▶ [Task description]: Count every line that has the word "midHolo". Give the number, without anything more.

(Data listing)
********************

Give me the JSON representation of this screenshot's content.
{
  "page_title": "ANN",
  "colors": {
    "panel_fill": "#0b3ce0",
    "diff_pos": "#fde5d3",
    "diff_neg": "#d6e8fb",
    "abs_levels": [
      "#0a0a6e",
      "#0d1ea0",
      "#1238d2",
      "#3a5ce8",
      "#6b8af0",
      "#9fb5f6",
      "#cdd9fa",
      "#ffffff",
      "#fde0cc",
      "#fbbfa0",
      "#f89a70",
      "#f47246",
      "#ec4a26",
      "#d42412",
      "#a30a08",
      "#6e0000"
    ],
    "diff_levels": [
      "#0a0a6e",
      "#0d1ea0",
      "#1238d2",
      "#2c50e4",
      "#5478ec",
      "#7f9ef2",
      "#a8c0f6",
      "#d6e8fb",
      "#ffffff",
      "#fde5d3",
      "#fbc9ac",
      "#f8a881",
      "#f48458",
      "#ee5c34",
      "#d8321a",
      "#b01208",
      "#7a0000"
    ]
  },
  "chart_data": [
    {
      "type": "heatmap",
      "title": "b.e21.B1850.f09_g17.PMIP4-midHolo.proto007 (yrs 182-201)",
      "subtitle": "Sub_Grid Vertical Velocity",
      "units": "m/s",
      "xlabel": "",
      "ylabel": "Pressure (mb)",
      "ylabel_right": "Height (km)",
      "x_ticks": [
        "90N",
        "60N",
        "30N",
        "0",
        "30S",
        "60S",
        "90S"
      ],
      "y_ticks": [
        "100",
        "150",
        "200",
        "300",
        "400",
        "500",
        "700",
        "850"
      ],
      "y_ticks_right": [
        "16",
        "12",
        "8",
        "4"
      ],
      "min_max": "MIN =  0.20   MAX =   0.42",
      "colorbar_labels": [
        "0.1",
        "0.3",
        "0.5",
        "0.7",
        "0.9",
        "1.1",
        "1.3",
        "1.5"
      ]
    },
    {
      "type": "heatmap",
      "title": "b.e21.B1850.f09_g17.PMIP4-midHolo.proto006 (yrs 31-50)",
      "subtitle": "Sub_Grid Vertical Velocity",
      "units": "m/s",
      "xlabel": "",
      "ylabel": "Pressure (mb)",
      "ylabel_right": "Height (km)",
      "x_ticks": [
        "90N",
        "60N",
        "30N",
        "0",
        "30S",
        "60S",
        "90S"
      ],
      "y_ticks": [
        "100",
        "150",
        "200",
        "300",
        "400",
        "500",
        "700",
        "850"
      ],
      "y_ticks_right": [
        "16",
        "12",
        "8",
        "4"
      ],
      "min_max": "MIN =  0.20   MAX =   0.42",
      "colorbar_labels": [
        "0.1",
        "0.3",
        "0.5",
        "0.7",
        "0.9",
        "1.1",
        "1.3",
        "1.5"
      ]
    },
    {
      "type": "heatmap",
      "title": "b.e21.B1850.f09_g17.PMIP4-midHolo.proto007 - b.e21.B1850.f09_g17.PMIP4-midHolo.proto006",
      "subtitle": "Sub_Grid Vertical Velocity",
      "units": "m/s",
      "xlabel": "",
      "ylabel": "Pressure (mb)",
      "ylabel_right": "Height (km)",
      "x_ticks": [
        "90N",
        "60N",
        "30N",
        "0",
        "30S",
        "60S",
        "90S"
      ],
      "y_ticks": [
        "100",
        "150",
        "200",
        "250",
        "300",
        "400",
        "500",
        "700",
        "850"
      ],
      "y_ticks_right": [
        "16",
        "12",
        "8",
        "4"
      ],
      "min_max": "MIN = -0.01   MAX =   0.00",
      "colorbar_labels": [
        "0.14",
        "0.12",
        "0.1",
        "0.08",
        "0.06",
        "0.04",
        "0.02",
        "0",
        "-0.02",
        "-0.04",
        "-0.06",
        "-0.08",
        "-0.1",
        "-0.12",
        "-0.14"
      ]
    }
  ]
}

********************

▶ [Finished exercise]: 3